• What to work on: Search the data for the string "mengerjakan" and gather each line it is in.
— Start Task input —
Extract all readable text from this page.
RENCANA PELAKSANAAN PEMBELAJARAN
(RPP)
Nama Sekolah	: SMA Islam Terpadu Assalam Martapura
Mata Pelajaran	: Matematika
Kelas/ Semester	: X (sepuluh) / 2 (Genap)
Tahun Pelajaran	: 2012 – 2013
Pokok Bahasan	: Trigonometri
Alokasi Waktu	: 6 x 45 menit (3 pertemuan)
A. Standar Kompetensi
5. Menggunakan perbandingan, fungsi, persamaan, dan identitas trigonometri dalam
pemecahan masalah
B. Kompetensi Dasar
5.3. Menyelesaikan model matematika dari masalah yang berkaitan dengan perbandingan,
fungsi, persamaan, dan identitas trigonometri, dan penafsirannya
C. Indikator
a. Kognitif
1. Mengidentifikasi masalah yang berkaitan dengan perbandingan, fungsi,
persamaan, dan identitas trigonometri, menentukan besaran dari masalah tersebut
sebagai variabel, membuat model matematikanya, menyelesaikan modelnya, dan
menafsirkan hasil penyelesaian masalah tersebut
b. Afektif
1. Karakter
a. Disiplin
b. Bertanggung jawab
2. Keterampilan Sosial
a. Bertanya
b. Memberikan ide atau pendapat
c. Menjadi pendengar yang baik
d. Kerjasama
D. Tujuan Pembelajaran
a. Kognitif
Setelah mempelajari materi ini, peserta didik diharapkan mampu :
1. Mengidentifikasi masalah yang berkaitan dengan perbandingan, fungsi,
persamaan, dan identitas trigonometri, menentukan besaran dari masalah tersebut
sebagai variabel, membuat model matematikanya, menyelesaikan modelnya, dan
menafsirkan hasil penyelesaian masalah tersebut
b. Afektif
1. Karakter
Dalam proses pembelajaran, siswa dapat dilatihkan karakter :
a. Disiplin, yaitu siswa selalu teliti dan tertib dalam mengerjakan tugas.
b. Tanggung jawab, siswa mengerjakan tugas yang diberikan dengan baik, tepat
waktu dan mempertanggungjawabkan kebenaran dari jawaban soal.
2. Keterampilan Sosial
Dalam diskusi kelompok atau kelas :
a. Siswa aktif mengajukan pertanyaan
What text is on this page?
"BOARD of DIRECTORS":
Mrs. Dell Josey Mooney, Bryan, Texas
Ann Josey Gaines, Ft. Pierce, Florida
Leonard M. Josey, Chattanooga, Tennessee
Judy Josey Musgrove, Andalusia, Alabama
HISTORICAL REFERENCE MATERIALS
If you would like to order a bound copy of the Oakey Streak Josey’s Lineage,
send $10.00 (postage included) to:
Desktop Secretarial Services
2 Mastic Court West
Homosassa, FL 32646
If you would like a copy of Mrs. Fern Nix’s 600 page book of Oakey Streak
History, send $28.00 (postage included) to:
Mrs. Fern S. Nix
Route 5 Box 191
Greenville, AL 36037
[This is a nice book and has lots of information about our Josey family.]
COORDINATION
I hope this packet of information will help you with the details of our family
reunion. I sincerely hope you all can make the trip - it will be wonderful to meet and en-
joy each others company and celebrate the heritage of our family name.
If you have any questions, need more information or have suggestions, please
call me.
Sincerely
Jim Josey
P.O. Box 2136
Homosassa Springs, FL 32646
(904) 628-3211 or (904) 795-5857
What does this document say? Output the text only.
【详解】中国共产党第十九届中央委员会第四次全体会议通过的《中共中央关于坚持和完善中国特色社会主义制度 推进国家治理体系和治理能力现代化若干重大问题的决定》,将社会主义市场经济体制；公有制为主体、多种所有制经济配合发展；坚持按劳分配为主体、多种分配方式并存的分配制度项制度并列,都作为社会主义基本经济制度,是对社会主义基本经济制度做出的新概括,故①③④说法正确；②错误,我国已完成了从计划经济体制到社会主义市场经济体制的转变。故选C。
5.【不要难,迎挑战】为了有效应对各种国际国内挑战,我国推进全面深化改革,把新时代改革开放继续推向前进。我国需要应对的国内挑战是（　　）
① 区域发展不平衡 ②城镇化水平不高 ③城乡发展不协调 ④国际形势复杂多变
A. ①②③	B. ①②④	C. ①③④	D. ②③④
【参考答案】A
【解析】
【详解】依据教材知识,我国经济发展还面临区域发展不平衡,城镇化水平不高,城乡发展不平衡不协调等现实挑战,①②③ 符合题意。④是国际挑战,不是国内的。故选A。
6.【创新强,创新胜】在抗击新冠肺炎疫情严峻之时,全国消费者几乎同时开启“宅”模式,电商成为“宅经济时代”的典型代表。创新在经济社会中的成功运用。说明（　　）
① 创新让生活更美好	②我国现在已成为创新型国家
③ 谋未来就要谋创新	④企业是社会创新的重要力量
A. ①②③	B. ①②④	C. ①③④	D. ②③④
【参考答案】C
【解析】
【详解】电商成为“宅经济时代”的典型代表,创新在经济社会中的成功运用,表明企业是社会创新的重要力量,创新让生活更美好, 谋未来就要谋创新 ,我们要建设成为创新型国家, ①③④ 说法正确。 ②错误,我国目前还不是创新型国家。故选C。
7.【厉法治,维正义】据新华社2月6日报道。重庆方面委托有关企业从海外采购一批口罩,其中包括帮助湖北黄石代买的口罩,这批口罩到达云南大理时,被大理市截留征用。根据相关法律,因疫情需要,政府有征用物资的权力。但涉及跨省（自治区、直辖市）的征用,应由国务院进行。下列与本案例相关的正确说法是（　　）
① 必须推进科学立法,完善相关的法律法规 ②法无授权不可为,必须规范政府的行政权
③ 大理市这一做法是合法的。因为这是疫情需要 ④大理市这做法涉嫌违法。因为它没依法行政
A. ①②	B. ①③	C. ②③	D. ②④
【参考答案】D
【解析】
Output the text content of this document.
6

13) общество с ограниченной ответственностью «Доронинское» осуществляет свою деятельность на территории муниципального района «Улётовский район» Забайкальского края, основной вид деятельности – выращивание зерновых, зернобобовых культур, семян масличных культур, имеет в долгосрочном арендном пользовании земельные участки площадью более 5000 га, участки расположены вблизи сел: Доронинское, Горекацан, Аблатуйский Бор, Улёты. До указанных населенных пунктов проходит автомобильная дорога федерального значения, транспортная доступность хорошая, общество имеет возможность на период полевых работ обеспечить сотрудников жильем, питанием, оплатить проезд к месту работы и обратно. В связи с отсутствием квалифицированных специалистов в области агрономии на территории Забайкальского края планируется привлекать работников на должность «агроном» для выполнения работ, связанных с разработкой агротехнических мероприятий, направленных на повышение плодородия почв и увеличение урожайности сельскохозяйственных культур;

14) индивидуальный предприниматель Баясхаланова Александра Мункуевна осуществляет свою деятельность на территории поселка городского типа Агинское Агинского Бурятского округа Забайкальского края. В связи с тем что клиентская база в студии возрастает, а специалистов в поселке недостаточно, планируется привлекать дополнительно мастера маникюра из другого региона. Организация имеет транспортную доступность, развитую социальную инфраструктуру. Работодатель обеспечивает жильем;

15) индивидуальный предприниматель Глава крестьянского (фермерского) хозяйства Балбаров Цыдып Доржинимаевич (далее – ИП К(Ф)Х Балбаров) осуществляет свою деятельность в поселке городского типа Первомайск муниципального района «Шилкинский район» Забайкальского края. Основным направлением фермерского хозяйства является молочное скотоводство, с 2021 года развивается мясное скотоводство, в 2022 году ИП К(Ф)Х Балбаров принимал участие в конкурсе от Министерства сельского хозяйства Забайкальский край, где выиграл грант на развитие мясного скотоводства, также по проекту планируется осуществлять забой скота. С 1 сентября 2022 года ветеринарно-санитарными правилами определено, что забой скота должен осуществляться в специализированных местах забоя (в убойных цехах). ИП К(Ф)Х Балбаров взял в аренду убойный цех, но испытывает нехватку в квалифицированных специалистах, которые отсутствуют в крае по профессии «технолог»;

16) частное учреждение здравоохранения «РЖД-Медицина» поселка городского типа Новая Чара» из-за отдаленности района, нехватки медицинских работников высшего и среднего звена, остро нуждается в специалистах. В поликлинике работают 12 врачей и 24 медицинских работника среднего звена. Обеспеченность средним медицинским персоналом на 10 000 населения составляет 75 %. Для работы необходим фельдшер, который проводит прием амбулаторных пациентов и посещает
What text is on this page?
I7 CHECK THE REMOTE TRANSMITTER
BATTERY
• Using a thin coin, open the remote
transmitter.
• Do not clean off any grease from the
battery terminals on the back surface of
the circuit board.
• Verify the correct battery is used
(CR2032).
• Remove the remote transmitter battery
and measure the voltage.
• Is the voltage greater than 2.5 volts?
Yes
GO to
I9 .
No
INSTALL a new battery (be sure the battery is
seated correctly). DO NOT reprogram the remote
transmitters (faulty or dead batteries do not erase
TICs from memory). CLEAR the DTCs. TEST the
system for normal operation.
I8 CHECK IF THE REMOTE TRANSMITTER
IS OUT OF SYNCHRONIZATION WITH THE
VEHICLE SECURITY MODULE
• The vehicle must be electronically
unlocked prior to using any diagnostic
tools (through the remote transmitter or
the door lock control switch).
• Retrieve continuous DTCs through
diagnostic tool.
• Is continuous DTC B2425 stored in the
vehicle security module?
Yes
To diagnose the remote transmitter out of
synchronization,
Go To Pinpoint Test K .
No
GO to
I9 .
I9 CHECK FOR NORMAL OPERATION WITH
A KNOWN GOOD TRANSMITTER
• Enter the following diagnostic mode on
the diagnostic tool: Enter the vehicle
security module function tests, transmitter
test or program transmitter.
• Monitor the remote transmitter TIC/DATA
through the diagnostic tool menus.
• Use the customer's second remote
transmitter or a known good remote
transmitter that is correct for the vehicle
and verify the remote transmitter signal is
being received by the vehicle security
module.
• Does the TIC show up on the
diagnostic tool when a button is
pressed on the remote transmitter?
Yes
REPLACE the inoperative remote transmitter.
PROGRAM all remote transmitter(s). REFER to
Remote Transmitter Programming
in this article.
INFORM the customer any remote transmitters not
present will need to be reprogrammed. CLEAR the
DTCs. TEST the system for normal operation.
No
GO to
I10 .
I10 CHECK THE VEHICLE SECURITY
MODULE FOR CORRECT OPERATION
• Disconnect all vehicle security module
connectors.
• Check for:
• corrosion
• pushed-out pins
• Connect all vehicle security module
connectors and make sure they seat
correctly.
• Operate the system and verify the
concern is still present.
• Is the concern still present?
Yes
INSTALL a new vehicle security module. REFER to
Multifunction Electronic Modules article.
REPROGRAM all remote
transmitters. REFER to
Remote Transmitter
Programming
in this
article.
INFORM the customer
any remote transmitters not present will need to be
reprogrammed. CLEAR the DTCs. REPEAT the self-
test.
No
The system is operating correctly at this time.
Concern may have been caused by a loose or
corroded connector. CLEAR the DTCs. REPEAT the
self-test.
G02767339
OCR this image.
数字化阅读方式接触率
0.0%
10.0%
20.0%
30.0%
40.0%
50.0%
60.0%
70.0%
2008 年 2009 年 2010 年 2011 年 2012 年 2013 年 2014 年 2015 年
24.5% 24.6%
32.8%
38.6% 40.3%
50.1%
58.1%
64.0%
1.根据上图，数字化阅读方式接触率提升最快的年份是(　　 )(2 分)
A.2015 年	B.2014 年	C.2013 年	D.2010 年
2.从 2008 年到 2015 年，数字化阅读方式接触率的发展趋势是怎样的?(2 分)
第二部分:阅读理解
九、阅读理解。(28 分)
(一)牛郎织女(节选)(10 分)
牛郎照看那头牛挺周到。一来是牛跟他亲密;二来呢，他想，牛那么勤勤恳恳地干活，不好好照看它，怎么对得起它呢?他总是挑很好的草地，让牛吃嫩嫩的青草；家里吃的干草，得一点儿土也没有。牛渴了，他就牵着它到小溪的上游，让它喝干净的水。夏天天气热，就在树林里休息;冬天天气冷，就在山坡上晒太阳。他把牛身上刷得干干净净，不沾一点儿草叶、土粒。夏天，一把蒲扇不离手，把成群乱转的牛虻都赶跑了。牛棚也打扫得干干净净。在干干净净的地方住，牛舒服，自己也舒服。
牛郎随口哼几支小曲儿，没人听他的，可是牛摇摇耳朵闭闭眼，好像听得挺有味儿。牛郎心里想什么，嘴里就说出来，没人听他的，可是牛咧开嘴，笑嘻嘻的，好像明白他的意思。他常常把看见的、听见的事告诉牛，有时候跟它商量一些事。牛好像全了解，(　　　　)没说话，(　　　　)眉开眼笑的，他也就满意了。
— End Task input —
• Response below:
a. Disiplin, yaitu siswa selalu teliti dan tertib dalam mengerjakan tugas.
b. Tanggung jawab, siswa mengerjakan tugas yang diberikan dengan baik, tepat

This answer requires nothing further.